## To be done
Transcribe the whole listing without a single picture.

━━━━━ Materials provided

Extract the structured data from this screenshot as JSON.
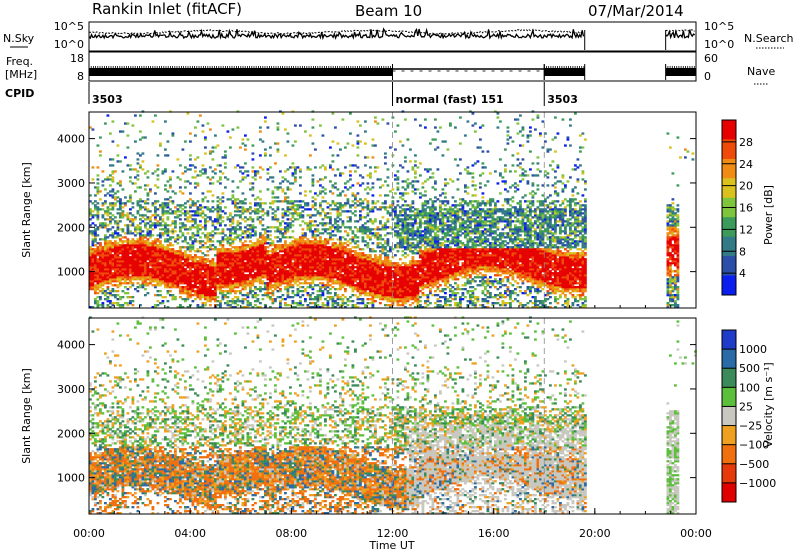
{
  "header": {
    "station": "Rankin Inlet (fitACF)",
    "beam": "Beam 10",
    "date": "07/Mar/2014"
  },
  "chart_data": [
    {
      "type": "line",
      "panel": "noise",
      "left_label": "N.Sky",
      "right_label": "N.Search",
      "left_ticks": [
        "10^5",
        "10^0"
      ],
      "right_ticks": [
        "10^5",
        "10^0"
      ],
      "gaps_hours": [
        [
          19.6,
          22.8
        ]
      ],
      "segments_hours": [
        [
          0,
          19.6
        ],
        [
          22.8,
          24
        ]
      ]
    },
    {
      "type": "line",
      "panel": "frequency",
      "left_label": "Freq.",
      "left_unit": "[MHz]",
      "right_label": "Nave",
      "left_ticks": [
        "18",
        "8"
      ],
      "right_ticks": [
        "60",
        "0"
      ],
      "regimes": [
        {
          "start": 0,
          "end": 12.0,
          "kind": "dense"
        },
        {
          "start": 12.0,
          "end": 18.0,
          "kind": "sparse"
        },
        {
          "start": 18.0,
          "end": 19.6,
          "kind": "dense"
        },
        {
          "start": 22.8,
          "end": 24.0,
          "kind": "dense"
        }
      ]
    },
    {
      "type": "table",
      "panel": "cpid",
      "label": "CPID",
      "entries": [
        {
          "start": 0,
          "text": "3503"
        },
        {
          "start": 12.0,
          "text": "normal (fast) 151"
        },
        {
          "start": 18.0,
          "text": "3503"
        }
      ]
    },
    {
      "type": "heatmap",
      "panel": "power",
      "ylabel": "Slant Range [km]",
      "ylim": [
        180,
        4600
      ],
      "yticks": [
        1000,
        2000,
        3000,
        4000
      ],
      "colorbar_label": "Power [dB]",
      "colorbar_ticks": [
        4,
        8,
        12,
        16,
        20,
        24,
        28
      ],
      "colorbar_range": [
        0,
        32
      ],
      "colors": [
        "#0a1ef0",
        "#2b4fa8",
        "#317a86",
        "#3c9b5a",
        "#7ec43c",
        "#d9c21e",
        "#f08c14",
        "#f04a0a",
        "#e60000"
      ]
    },
    {
      "type": "heatmap",
      "panel": "velocity",
      "ylabel": "Slant Range [km]",
      "ylim": [
        180,
        4600
      ],
      "yticks": [
        1000,
        2000,
        3000,
        4000
      ],
      "xlabel": "Time UT",
      "xticks": [
        "00:00",
        "04:00",
        "08:00",
        "12:00",
        "16:00",
        "20:00",
        "00:00"
      ],
      "xlim_hours": [
        0,
        24
      ],
      "colorbar_label": "Velocity [m s⁻¹]",
      "colorbar_ticks": [
        "1000",
        "500",
        "100",
        "25",
        "−25",
        "−100",
        "−500",
        "−1000"
      ],
      "colors": [
        "#1e3cc8",
        "#2a6aa6",
        "#3a8a5a",
        "#5cbf3c",
        "#c8c8c0",
        "#f0a020",
        "#f07010",
        "#e63a0a",
        "#e00000"
      ]
    }
  ]
}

━━━━━━━━━━

## The output
Extract the structured data from this screenshot as JSON.
{
  "header": {
    "station": "Rankin Inlet (fitACF)",
    "beam": "Beam 10",
    "date": "07/Mar/2014"
  },
  "chart_data": [
    {
      "type": "line",
      "panel": "noise",
      "left_label": "N.Sky",
      "right_label": "N.Search",
      "left_ticks": [
        "10^5",
        "10^0"
      ],
      "right_ticks": [
        "10^5",
        "10^0"
      ],
      "gaps_hours": [
        [
          19.6,
          22.8
        ]
      ],
      "segments_hours": [
        [
          0,
          19.6
        ],
        [
          22.8,
          24
        ]
      ]
    },
    {
      "type": "line",
      "panel": "frequency",
      "left_label": "Freq.",
      "left_unit": "[MHz]",
      "right_label": "Nave",
      "left_ticks": [
        "18",
        "8"
      ],
      "right_ticks": [
        "60",
        "0"
      ],
      "regimes": [
        {
          "start": 0,
          "end": 12.0,
          "kind": "dense"
        },
        {
          "start": 12.0,
          "end": 18.0,
          "kind": "sparse"
        },
        {
          "start": 18.0,
          "end": 19.6,
          "kind": "dense"
        },
        {
          "start": 22.8,
          "end": 24.0,
          "kind": "dense"
        }
      ]
    },
    {
      "type": "table",
      "panel": "cpid",
      "label": "CPID",
      "entries": [
        {
          "start": 0,
          "text": "3503"
        },
        {
          "start": 12.0,
          "text": "normal (fast) 151"
        },
        {
          "start": 18.0,
          "text": "3503"
        }
      ]
    },
    {
      "type": "heatmap",
      "panel": "power",
      "ylabel": "Slant Range [km]",
      "ylim": [
        180,
        4600
      ],
      "yticks": [
        1000,
        2000,
        3000,
        4000
      ],
      "colorbar_label": "Power [dB]",
      "colorbar_ticks": [
        4,
        8,
        12,
        16,
        20,
        24,
        28
      ],
      "colorbar_range": [
        0,
        32
      ],
      "colors": [
        "#0a1ef0",
        "#2b4fa8",
        "#317a86",
        "#3c9b5a",
        "#7ec43c",
        "#d9c21e",
        "#f08c14",
        "#f04a0a",
        "#e60000"
      ]
    },
    {
      "type": "heatmap",
      "panel": "velocity",
      "ylabel": "Slant Range [km]",
      "ylim": [
        180,
        4600
      ],
      "yticks": [
        1000,
        2000,
        3000,
        4000
      ],
      "xlabel": "Time UT",
      "xticks": [
        "00:00",
        "04:00",
        "08:00",
        "12:00",
        "16:00",
        "20:00",
        "00:00"
      ],
      "xlim_hours": [
        0,
        24
      ],
      "colorbar_label": "Velocity [m s⁻¹]",
      "colorbar_ticks": [
        "1000",
        "500",
        "100",
        "25",
        "−25",
        "−100",
        "−500",
        "−1000"
      ],
      "colors": [
        "#1e3cc8",
        "#2a6aa6",
        "#3a8a5a",
        "#5cbf3c",
        "#c8c8c0",
        "#f0a020",
        "#f07010",
        "#e63a0a",
        "#e00000"
      ]
    }
  ]
}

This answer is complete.